- **EXECUTE ISTO**
Copie fielmente todas as linhas abaixo, sem incluir as imagens na resposta.

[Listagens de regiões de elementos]
──────────────────────────────
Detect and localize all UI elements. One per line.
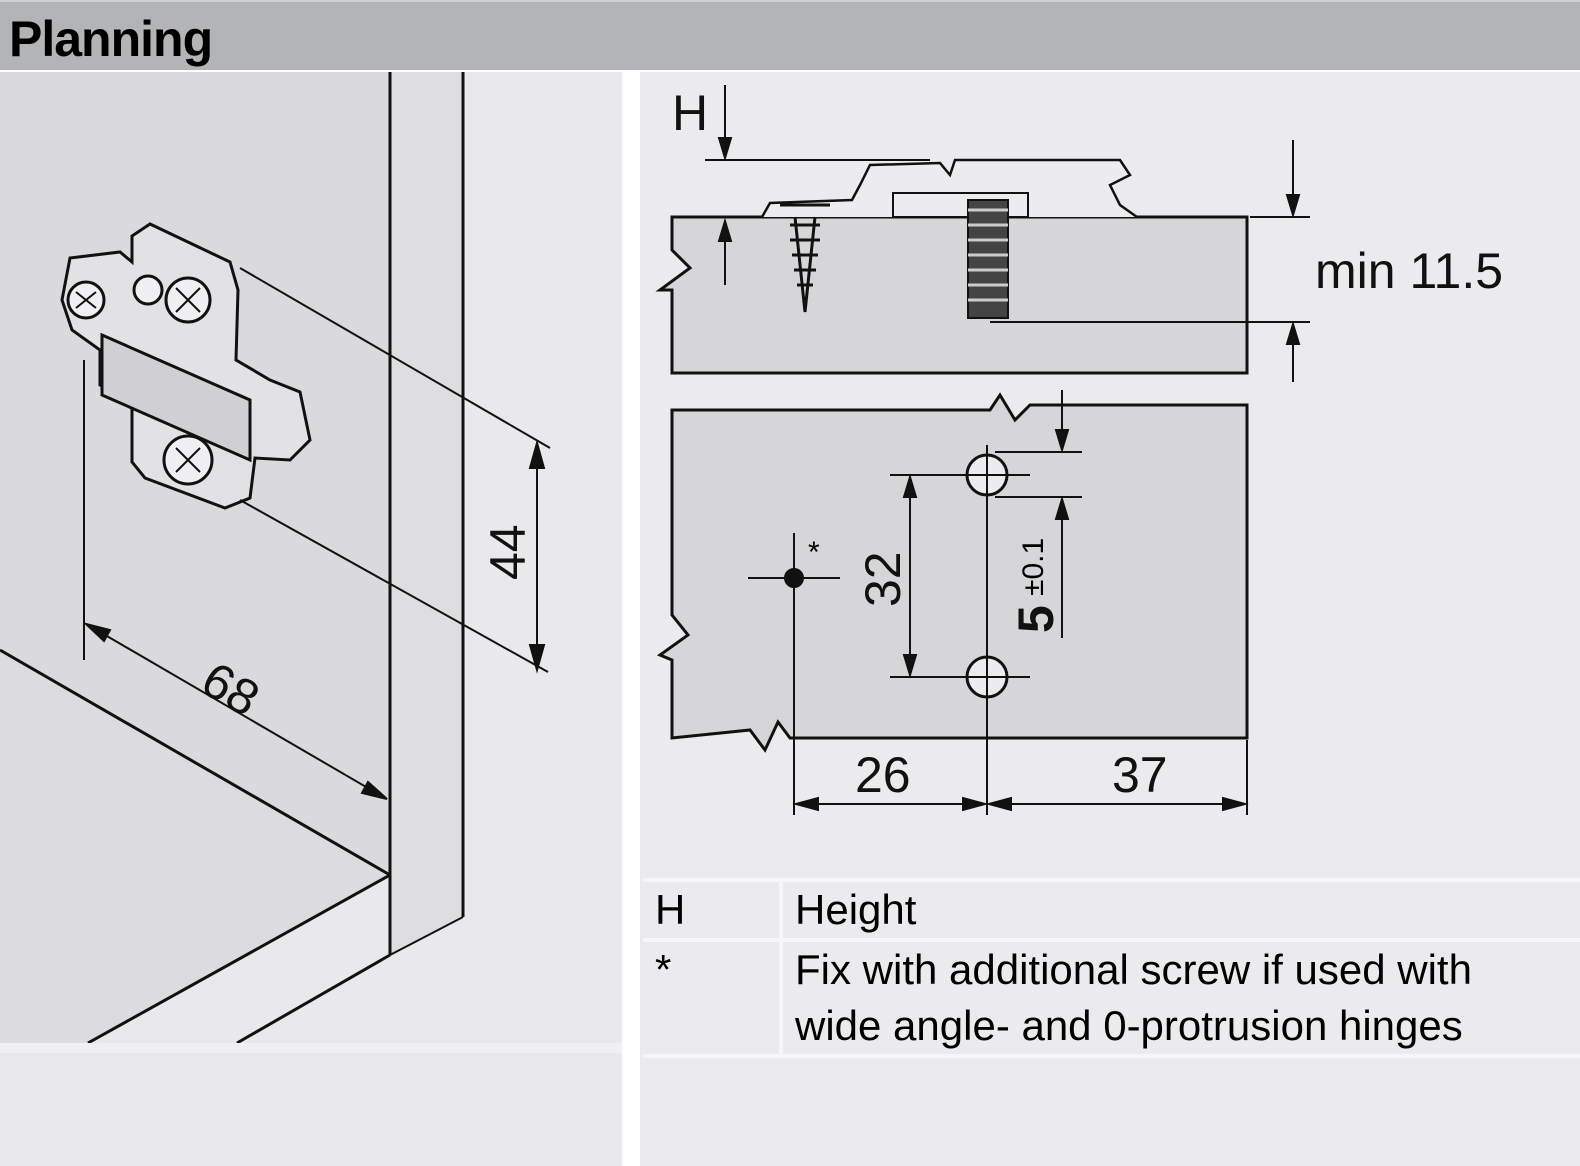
section-view	[655, 158, 1249, 375]
asterisk-marker: *	[808, 536, 820, 569]
dim-offset-tolerance: ±0.1	[1017, 538, 1050, 596]
dim-offset-5: 5	[1008, 605, 1064, 633]
header-bar: Planning	[0, 0, 1580, 70]
plan-dimension-lines	[748, 390, 1249, 815]
min-depth-label: min 11.5	[1315, 243, 1503, 299]
legend-key: *	[643, 942, 783, 1054]
plan-view	[656, 392, 1249, 753]
dim-left-26: 26	[855, 747, 911, 803]
dim-hole-spacing-32: 32	[855, 551, 911, 607]
legend-row: * Fix with additional screw if used with…	[643, 938, 1580, 1058]
legend-key: H	[643, 882, 783, 938]
height-marker-h: H	[672, 85, 708, 141]
page-title: Planning	[9, 11, 213, 67]
dim-right-37: 37	[1112, 747, 1168, 803]
mounting-plate-drawing	[60, 222, 312, 510]
section-dimension-lines	[705, 85, 1310, 382]
dim-height-44: 44	[480, 524, 536, 580]
legend-row: H Height	[643, 878, 1580, 938]
legend-table: H Height * Fix with additional screw if …	[643, 878, 1580, 1058]
legend-value: Height	[795, 886, 917, 933]
legend-value: Fix with additional screw if used with w…	[795, 946, 1472, 1049]
left-dimension-lines	[82, 267, 551, 800]
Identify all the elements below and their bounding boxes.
──────────────────────────────
- **SOLUÇÃO DA TAREFA**
Detect and localize all UI elements. One per line.
section-view	[655, 158, 1249, 375]
asterisk-marker: *	[808, 536, 820, 569]
dim-offset-tolerance: ±0.1	[1017, 538, 1050, 596]
dim-offset-5: 5	[1008, 605, 1064, 633]
header-bar: Planning	[0, 0, 1580, 70]
plan-dimension-lines	[748, 390, 1249, 815]
min-depth-label: min 11.5	[1315, 243, 1503, 299]
legend-key: *	[643, 942, 783, 1054]
plan-view	[656, 392, 1249, 753]
dim-left-26: 26	[855, 747, 911, 803]
dim-hole-spacing-32: 32	[855, 551, 911, 607]
legend-row: * Fix with additional screw if used with…	[643, 938, 1580, 1058]
legend-key: H	[643, 882, 783, 938]
height-marker-h: H	[672, 85, 708, 141]
page-title: Planning	[9, 11, 213, 67]
dim-right-37: 37	[1112, 747, 1168, 803]
mounting-plate-drawing	[60, 222, 312, 510]
section-dimension-lines	[705, 85, 1310, 382]
dim-height-44: 44	[480, 524, 536, 580]
legend-row: H Height	[643, 878, 1580, 938]
legend-table: H Height * Fix with additional screw if …	[643, 878, 1580, 1058]
legend-value: Height	[795, 886, 917, 933]
legend-value: Fix with additional screw if used with w…	[795, 946, 1472, 1049]
left-dimension-lines	[82, 267, 551, 800]
Identify all the elements below and their bounding boxes.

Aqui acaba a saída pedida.